====== Data for this exercise ======

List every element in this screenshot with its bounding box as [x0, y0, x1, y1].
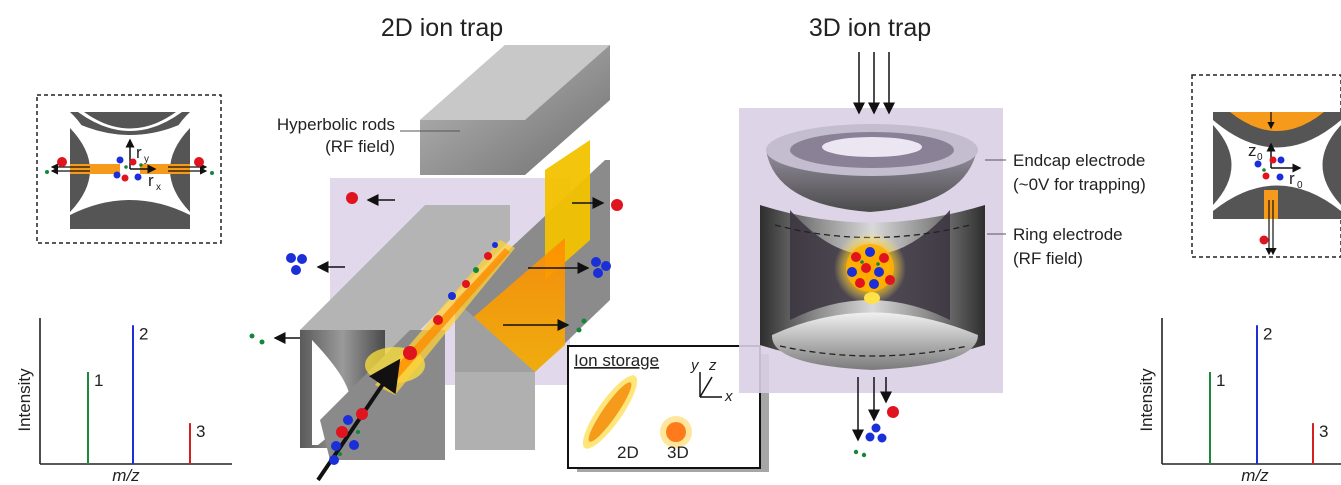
spectrum-left-peak-label-3: 3	[196, 422, 205, 441]
rod-left	[300, 205, 510, 365]
axis-y-label: y	[690, 357, 700, 374]
ion-storage-3d-label: 3D	[667, 443, 689, 462]
spectrum-right: Intensity m/z 1 2 3	[1137, 318, 1341, 485]
spectrum-left-ylabel: Intensity	[15, 368, 34, 432]
spectrum-right-peak-label-1: 1	[1216, 371, 1225, 390]
spectrum-right-xlabel: m/z	[1241, 466, 1269, 485]
label-ring-rf-field: (RF field)	[1013, 249, 1083, 268]
inset-3d-cross-section: z 0 r 0	[1191, 74, 1341, 258]
spectrum-left: Intensity m/z 1 2 3	[15, 318, 232, 485]
axis-x-label: x	[724, 388, 733, 405]
inset-2d-rx: r	[148, 171, 154, 190]
inset-3d-r0: r	[1289, 169, 1295, 188]
spectrum-right-peak-label-3: 3	[1319, 422, 1328, 441]
label-endcap-trapping: (~0V for trapping)	[1013, 175, 1146, 194]
ion-storage-title: Ion storage	[574, 351, 659, 370]
spectrum-left-peak-label-2: 2	[139, 324, 148, 343]
label-rods-rf-field: (RF field)	[325, 137, 395, 156]
title-3d: 3D ion trap	[809, 14, 931, 42]
axis-z-label: z	[708, 357, 717, 374]
inset-3d-z0-sub: 0	[1257, 152, 1263, 163]
inset-2d-ry: r	[136, 143, 142, 162]
endcap-bottom	[771, 312, 978, 370]
inset-2d-rx-sub: x	[156, 182, 161, 193]
inset-3d-z0: z	[1248, 141, 1257, 160]
label-ring-electrode: Ring electrode	[1013, 225, 1123, 244]
inset-2d-ry-sub: y	[144, 154, 149, 165]
label-endcap-electrode: Endcap electrode	[1013, 151, 1145, 170]
spectrum-right-ylabel: Intensity	[1137, 368, 1156, 432]
trap-3d-illustration: Endcap electrode (~0V for trapping) Ring…	[739, 52, 1146, 458]
inset-3d-r0-sub: 0	[1297, 180, 1303, 191]
inset-2d-cross-section: r y r x	[36, 94, 222, 244]
trap-2d-illustration: Hyperbolic rods (RF field)	[249, 45, 623, 482]
spectrum-right-peak-label-2: 2	[1263, 324, 1272, 343]
spectrum-left-xlabel: m/z	[112, 466, 140, 485]
ion-storage-2d-label: 2D	[617, 443, 639, 462]
title-2d: 2D ion trap	[381, 14, 503, 42]
label-hyperbolic-rods: Hyperbolic rods	[277, 115, 395, 134]
ion-storage-box: Ion storage y z x 2D 3D	[567, 345, 769, 472]
spectrum-left-peak-label-1: 1	[94, 371, 103, 390]
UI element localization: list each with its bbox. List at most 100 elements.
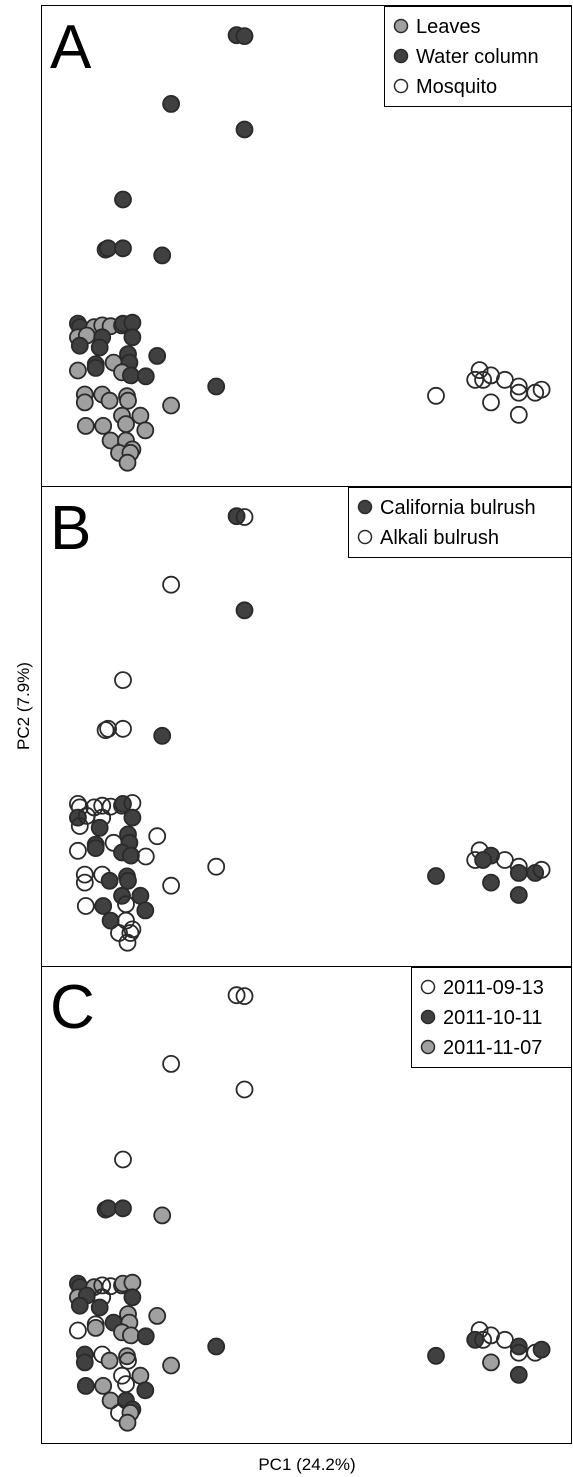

======

Stated problem -> Duplicate the lines in the records above, from the line containing "422, 205, 441]" up to and including the line containing "137, 395, 156]".

Final result ->
spectrum-left-peak-label-3: 3	[196, 422, 205, 441]
rod-left	[300, 205, 510, 365]
axis-y-label: y	[690, 357, 700, 374]
ion-storage-3d-label: 3D	[667, 443, 689, 462]
spectrum-right: Intensity m/z 1 2 3	[1137, 318, 1341, 485]
spectrum-left-ylabel: Intensity	[15, 368, 34, 432]
spectrum-right-peak-label-1: 1	[1216, 371, 1225, 390]
spectrum-right-xlabel: m/z	[1241, 466, 1269, 485]
label-ring-rf-field: (RF field)	[1013, 249, 1083, 268]
inset-3d-cross-section: z 0 r 0	[1191, 74, 1341, 258]
spectrum-left: Intensity m/z 1 2 3	[15, 318, 232, 485]
axis-x-label: x	[724, 388, 733, 405]
inset-2d-rx: r	[148, 171, 154, 190]
inset-3d-r0: r	[1289, 169, 1295, 188]
spectrum-right-peak-label-3: 3	[1319, 422, 1328, 441]
label-endcap-trapping: (~0V for trapping)	[1013, 175, 1146, 194]
ion-storage-title: Ion storage	[574, 351, 659, 370]
spectrum-left-peak-label-2: 2	[139, 324, 148, 343]
label-rods-rf-field: (RF field)	[325, 137, 395, 156]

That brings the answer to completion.